**Problem:** Below is a set of records. Repeat all of them exactly.

**Record set:**
#####

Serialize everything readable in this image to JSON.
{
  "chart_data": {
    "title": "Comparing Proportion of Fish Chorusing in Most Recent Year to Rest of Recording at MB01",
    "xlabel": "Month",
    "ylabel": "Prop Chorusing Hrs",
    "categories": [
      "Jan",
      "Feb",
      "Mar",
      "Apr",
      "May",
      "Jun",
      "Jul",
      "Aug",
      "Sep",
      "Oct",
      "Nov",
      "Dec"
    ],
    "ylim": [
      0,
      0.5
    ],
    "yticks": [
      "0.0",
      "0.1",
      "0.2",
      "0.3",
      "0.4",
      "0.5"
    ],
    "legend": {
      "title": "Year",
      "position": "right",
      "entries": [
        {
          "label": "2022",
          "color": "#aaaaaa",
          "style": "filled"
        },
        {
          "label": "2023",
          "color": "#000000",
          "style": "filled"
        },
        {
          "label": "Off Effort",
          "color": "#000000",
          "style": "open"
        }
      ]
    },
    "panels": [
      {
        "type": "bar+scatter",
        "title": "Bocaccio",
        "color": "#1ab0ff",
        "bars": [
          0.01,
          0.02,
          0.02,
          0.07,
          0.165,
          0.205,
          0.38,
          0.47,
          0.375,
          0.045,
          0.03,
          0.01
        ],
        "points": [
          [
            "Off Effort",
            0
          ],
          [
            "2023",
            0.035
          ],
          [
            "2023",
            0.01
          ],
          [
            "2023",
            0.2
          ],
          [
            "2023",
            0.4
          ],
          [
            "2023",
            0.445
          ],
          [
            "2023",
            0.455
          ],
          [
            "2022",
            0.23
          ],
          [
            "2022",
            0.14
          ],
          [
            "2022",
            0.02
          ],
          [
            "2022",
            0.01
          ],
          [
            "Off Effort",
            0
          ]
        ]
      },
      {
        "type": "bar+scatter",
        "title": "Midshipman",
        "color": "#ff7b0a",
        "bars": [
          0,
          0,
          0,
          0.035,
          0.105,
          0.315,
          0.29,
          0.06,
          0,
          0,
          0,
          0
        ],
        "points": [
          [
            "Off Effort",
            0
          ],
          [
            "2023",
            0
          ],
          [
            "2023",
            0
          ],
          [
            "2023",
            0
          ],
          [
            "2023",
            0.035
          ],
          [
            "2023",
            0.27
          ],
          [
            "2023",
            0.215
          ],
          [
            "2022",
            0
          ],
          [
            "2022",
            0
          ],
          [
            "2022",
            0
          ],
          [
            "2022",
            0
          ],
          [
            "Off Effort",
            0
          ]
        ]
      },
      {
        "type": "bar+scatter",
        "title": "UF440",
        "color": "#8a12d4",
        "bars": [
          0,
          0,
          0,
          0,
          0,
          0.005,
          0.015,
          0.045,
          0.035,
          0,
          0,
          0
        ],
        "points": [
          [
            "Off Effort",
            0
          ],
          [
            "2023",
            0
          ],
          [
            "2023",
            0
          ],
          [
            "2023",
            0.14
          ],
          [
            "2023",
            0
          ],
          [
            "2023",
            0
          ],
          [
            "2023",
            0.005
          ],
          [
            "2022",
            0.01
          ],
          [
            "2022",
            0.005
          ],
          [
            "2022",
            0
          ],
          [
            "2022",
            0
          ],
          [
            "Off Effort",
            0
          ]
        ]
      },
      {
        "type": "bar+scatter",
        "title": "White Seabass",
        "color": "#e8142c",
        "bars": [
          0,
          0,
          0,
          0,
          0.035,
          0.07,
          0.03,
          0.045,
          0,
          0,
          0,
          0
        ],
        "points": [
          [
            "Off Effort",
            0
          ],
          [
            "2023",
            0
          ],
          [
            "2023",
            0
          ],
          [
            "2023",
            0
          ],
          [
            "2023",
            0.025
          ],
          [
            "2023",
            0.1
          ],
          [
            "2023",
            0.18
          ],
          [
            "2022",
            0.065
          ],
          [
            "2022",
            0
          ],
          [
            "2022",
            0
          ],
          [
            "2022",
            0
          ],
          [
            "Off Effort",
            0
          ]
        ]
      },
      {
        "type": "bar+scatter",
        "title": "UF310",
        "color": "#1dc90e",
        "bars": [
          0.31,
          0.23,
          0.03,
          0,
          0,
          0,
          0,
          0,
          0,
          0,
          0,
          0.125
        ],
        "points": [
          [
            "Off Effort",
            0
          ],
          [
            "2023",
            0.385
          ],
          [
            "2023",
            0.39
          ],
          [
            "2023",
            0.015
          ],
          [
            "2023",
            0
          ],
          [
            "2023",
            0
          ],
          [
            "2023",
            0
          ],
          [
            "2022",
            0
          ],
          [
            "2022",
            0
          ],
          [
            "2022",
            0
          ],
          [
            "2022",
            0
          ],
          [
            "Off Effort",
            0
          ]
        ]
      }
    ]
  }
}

#####

**Output of the task:**
Serialize everything readable in this image to JSON.
{
  "chart_data": {
    "title": "Comparing Proportion of Fish Chorusing in Most Recent Year to Rest of Recording at MB01",
    "xlabel": "Month",
    "ylabel": "Prop Chorusing Hrs",
    "categories": [
      "Jan",
      "Feb",
      "Mar",
      "Apr",
      "May",
      "Jun",
      "Jul",
      "Aug",
      "Sep",
      "Oct",
      "Nov",
      "Dec"
    ],
    "ylim": [
      0,
      0.5
    ],
    "yticks": [
      "0.0",
      "0.1",
      "0.2",
      "0.3",
      "0.4",
      "0.5"
    ],
    "legend": {
      "title": "Year",
      "position": "right",
      "entries": [
        {
          "label": "2022",
          "color": "#aaaaaa",
          "style": "filled"
        },
        {
          "label": "2023",
          "color": "#000000",
          "style": "filled"
        },
        {
          "label": "Off Effort",
          "color": "#000000",
          "style": "open"
        }
      ]
    },
    "panels": [
      {
        "type": "bar+scatter",
        "title": "Bocaccio",
        "color": "#1ab0ff",
        "bars": [
          0.01,
          0.02,
          0.02,
          0.07,
          0.165,
          0.205,
          0.38,
          0.47,
          0.375,
          0.045,
          0.03,
          0.01
        ],
        "points": [
          [
            "Off Effort",
            0
          ],
          [
            "2023",
            0.035
          ],
          [
            "2023",
            0.01
          ],
          [
            "2023",
            0.2
          ],
          [
            "2023",
            0.4
          ],
          [
            "2023",
            0.445
          ],
          [
            "2023",
            0.455
          ],
          [
            "2022",
            0.23
          ],
          [
            "2022",
            0.14
          ],
          [
            "2022",
            0.02
          ],
          [
            "2022",
            0.01
          ],
          [
            "Off Effort",
            0
          ]
        ]
      },
      {
        "type": "bar+scatter",
        "title": "Midshipman",
        "color": "#ff7b0a",
        "bars": [
          0,
          0,
          0,
          0.035,
          0.105,
          0.315,
          0.29,
          0.06,
          0,
          0,
          0,
          0
        ],
        "points": [
          [
            "Off Effort",
            0
          ],
          [
            "2023",
            0
          ],
          [
            "2023",
            0
          ],
          [
            "2023",
            0
          ],
          [
            "2023",
            0.035
          ],
          [
            "2023",
            0.27
          ],
          [
            "2023",
            0.215
          ],
          [
            "2022",
            0
          ],
          [
            "2022",
            0
          ],
          [
            "2022",
            0
          ],
          [
            "2022",
            0
          ],
          [
            "Off Effort",
            0
          ]
        ]
      },
      {
        "type": "bar+scatter",
        "title": "UF440",
        "color": "#8a12d4",
        "bars": [
          0,
          0,
          0,
          0,
          0,
          0.005,
          0.015,
          0.045,
          0.035,
          0,
          0,
          0
        ],
        "points": [
          [
            "Off Effort",
            0
          ],
          [
            "2023",
            0
          ],
          [
            "2023",
            0
          ],
          [
            "2023",
            0.14
          ],
          [
            "2023",
            0
          ],
          [
            "2023",
            0
          ],
          [
            "2023",
            0.005
          ],
          [
            "2022",
            0.01
          ],
          [
            "2022",
            0.005
          ],
          [
            "2022",
            0
          ],
          [
            "2022",
            0
          ],
          [
            "Off Effort",
            0
          ]
        ]
      },
      {
        "type": "bar+scatter",
        "title": "White Seabass",
        "color": "#e8142c",
        "bars": [
          0,
          0,
          0,
          0,
          0.035,
          0.07,
          0.03,
          0.045,
          0,
          0,
          0,
          0
        ],
        "points": [
          [
            "Off Effort",
            0
          ],
          [
            "2023",
            0
          ],
          [
            "2023",
            0
          ],
          [
            "2023",
            0
          ],
          [
            "2023",
            0.025
          ],
          [
            "2023",
            0.1
          ],
          [
            "2023",
            0.18
          ],
          [
            "2022",
            0.065
          ],
          [
            "2022",
            0
          ],
          [
            "2022",
            0
          ],
          [
            "2022",
            0
          ],
          [
            "Off Effort",
            0
          ]
        ]
      },
      {
        "type": "bar+scatter",
        "title": "UF310",
        "color": "#1dc90e",
        "bars": [
          0.31,
          0.23,
          0.03,
          0,
          0,
          0,
          0,
          0,
          0,
          0,
          0,
          0.125
        ],
        "points": [
          [
            "Off Effort",
            0
          ],
          [
            "2023",
            0.385
          ],
          [
            "2023",
            0.39
          ],
          [
            "2023",
            0.015
          ],
          [
            "2023",
            0
          ],
          [
            "2023",
            0
          ],
          [
            "2023",
            0
          ],
          [
            "2022",
            0
          ],
          [
            "2022",
            0
          ],
          [
            "2022",
            0
          ],
          [
            "2022",
            0
          ],
          [
            "Off Effort",
            0
          ]
        ]
      }
    ]
  }
}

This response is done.